Required work: Transcribe the entries that follow exactly as they appear, minus pictures.

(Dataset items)

----

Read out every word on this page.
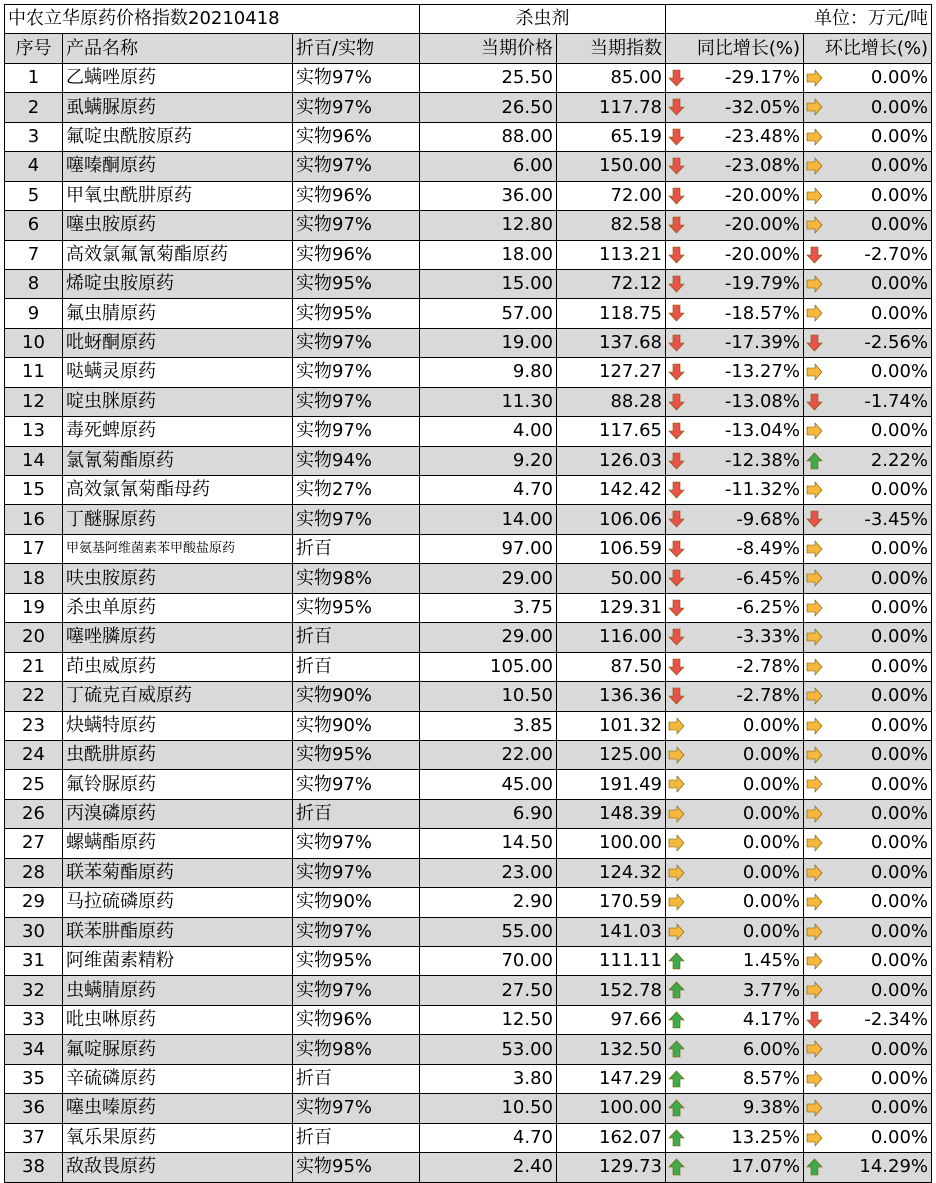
中农立华原药价格指数20210418			杀虫剂		单位：万元/吨	
序号	产品名称	折百/实物	当期价格	当期指数	同比增长(%)	环比增长(%)
1	乙螨唑原药	实物97%	25.50	85.00	-29.17%	0.00%
2	虱螨脲原药	实物97%	26.50	117.78	-32.05%	0.00%
3	氟啶虫酰胺原药	实物96%	88.00	65.19	-23.48%	0.00%
4	噻嗪酮原药	实物97%	6.00	150.00	-23.08%	0.00%
5	甲氧虫酰肼原药	实物96%	36.00	72.00	-20.00%	0.00%
6	噻虫胺原药	实物97%	12.80	82.58	-20.00%	0.00%
7	高效氯氟氰菊酯原药	实物96%	18.00	113.21	-20.00%	-2.70%
8	烯啶虫胺原药	实物95%	15.00	72.12	-19.79%	0.00%
9	氟虫腈原药	实物95%	57.00	118.75	-18.57%	0.00%
10	吡蚜酮原药	实物97%	19.00	137.68	-17.39%	-2.56%
11	哒螨灵原药	实物97%	9.80	127.27	-13.27%	0.00%
12	啶虫脒原药	实物97%	11.30	88.28	-13.08%	-1.74%
13	毒死蜱原药	实物97%	4.00	117.65	-13.04%	0.00%
14	氯氰菊酯原药	实物94%	9.20	126.03	-12.38%	2.22%
15	高效氯氰菊酯母药	实物27%	4.70	142.42	-11.32%	0.00%
16	丁醚脲原药	实物97%	14.00	106.06	-9.68%	-3.45%
17	甲氨基阿维菌素苯甲酸盐原药	折百	97.00	106.59	-8.49%	0.00%
18	呋虫胺原药	实物98%	29.00	50.00	-6.45%	0.00%
19	杀虫单原药	实物95%	3.75	129.31	-6.25%	0.00%
20	噻唑膦原药	折百	29.00	116.00	-3.33%	0.00%
21	茚虫威原药	折百	105.00	87.50	-2.78%	0.00%
22	丁硫克百威原药	实物90%	10.50	136.36	-2.78%	0.00%
23	炔螨特原药	实物90%	3.85	101.32	0.00%	0.00%
24	虫酰肼原药	实物95%	22.00	125.00	0.00%	0.00%
25	氟铃脲原药	实物97%	45.00	191.49	0.00%	0.00%
26	丙溴磷原药	折百	6.90	148.39	0.00%	0.00%
27	螺螨酯原药	实物97%	14.50	100.00	0.00%	0.00%
28	联苯菊酯原药	实物97%	23.00	124.32	0.00%	0.00%
29	马拉硫磷原药	实物90%	2.90	170.59	0.00%	0.00%
30	联苯肼酯原药	实物97%	55.00	141.03	0.00%	0.00%
31	阿维菌素精粉	实物95%	70.00	111.11	1.45%	0.00%
32	虫螨腈原药	实物97%	27.50	152.78	3.77%	0.00%
33	吡虫啉原药	实物96%	12.50	97.66	4.17%	-2.34%
34	氟啶脲原药	实物98%	53.00	132.50	6.00%	0.00%
35	辛硫磷原药	折百	3.80	147.29	8.57%	0.00%
36	噻虫嗪原药	实物97%	10.50	100.00	9.38%	0.00%
37	氧乐果原药	折百	4.70	162.07	13.25%	0.00%
38	敌敌畏原药	实物95%	2.40	129.73	17.07%	14.29%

----

Answer to this problem:
Read out every word on this page.
中农立华原药价格指数20210418			杀虫剂		单位：万元/吨	
序号	产品名称	折百/实物	当期价格	当期指数	同比增长(%)	环比增长(%)
1	乙螨唑原药	实物97%	25.50	85.00	-29.17%	0.00%
2	虱螨脲原药	实物97%	26.50	117.78	-32.05%	0.00%
3	氟啶虫酰胺原药	实物96%	88.00	65.19	-23.48%	0.00%
4	噻嗪酮原药	实物97%	6.00	150.00	-23.08%	0.00%
5	甲氧虫酰肼原药	实物96%	36.00	72.00	-20.00%	0.00%
6	噻虫胺原药	实物97%	12.80	82.58	-20.00%	0.00%
7	高效氯氟氰菊酯原药	实物96%	18.00	113.21	-20.00%	-2.70%
8	烯啶虫胺原药	实物95%	15.00	72.12	-19.79%	0.00%
9	氟虫腈原药	实物95%	57.00	118.75	-18.57%	0.00%
10	吡蚜酮原药	实物97%	19.00	137.68	-17.39%	-2.56%
11	哒螨灵原药	实物97%	9.80	127.27	-13.27%	0.00%
12	啶虫脒原药	实物97%	11.30	88.28	-13.08%	-1.74%
13	毒死蜱原药	实物97%	4.00	117.65	-13.04%	0.00%
14	氯氰菊酯原药	实物94%	9.20	126.03	-12.38%	2.22%
15	高效氯氰菊酯母药	实物27%	4.70	142.42	-11.32%	0.00%
16	丁醚脲原药	实物97%	14.00	106.06	-9.68%	-3.45%
17	甲氨基阿维菌素苯甲酸盐原药	折百	97.00	106.59	-8.49%	0.00%
18	呋虫胺原药	实物98%	29.00	50.00	-6.45%	0.00%
19	杀虫单原药	实物95%	3.75	129.31	-6.25%	0.00%
20	噻唑膦原药	折百	29.00	116.00	-3.33%	0.00%
21	茚虫威原药	折百	105.00	87.50	-2.78%	0.00%
22	丁硫克百威原药	实物90%	10.50	136.36	-2.78%	0.00%
23	炔螨特原药	实物90%	3.85	101.32	0.00%	0.00%
24	虫酰肼原药	实物95%	22.00	125.00	0.00%	0.00%
25	氟铃脲原药	实物97%	45.00	191.49	0.00%	0.00%
26	丙溴磷原药	折百	6.90	148.39	0.00%	0.00%
27	螺螨酯原药	实物97%	14.50	100.00	0.00%	0.00%
28	联苯菊酯原药	实物97%	23.00	124.32	0.00%	0.00%
29	马拉硫磷原药	实物90%	2.90	170.59	0.00%	0.00%
30	联苯肼酯原药	实物97%	55.00	141.03	0.00%	0.00%
31	阿维菌素精粉	实物95%	70.00	111.11	1.45%	0.00%
32	虫螨腈原药	实物97%	27.50	152.78	3.77%	0.00%
33	吡虫啉原药	实物96%	12.50	97.66	4.17%	-2.34%
34	氟啶脲原药	实物98%	53.00	132.50	6.00%	0.00%
35	辛硫磷原药	折百	3.80	147.29	8.57%	0.00%
36	噻虫嗪原药	实物97%	10.50	100.00	9.38%	0.00%
37	氧乐果原药	折百	4.70	162.07	13.25%	0.00%
38	敌敌畏原药	实物95%	2.40	129.73	17.07%	14.29%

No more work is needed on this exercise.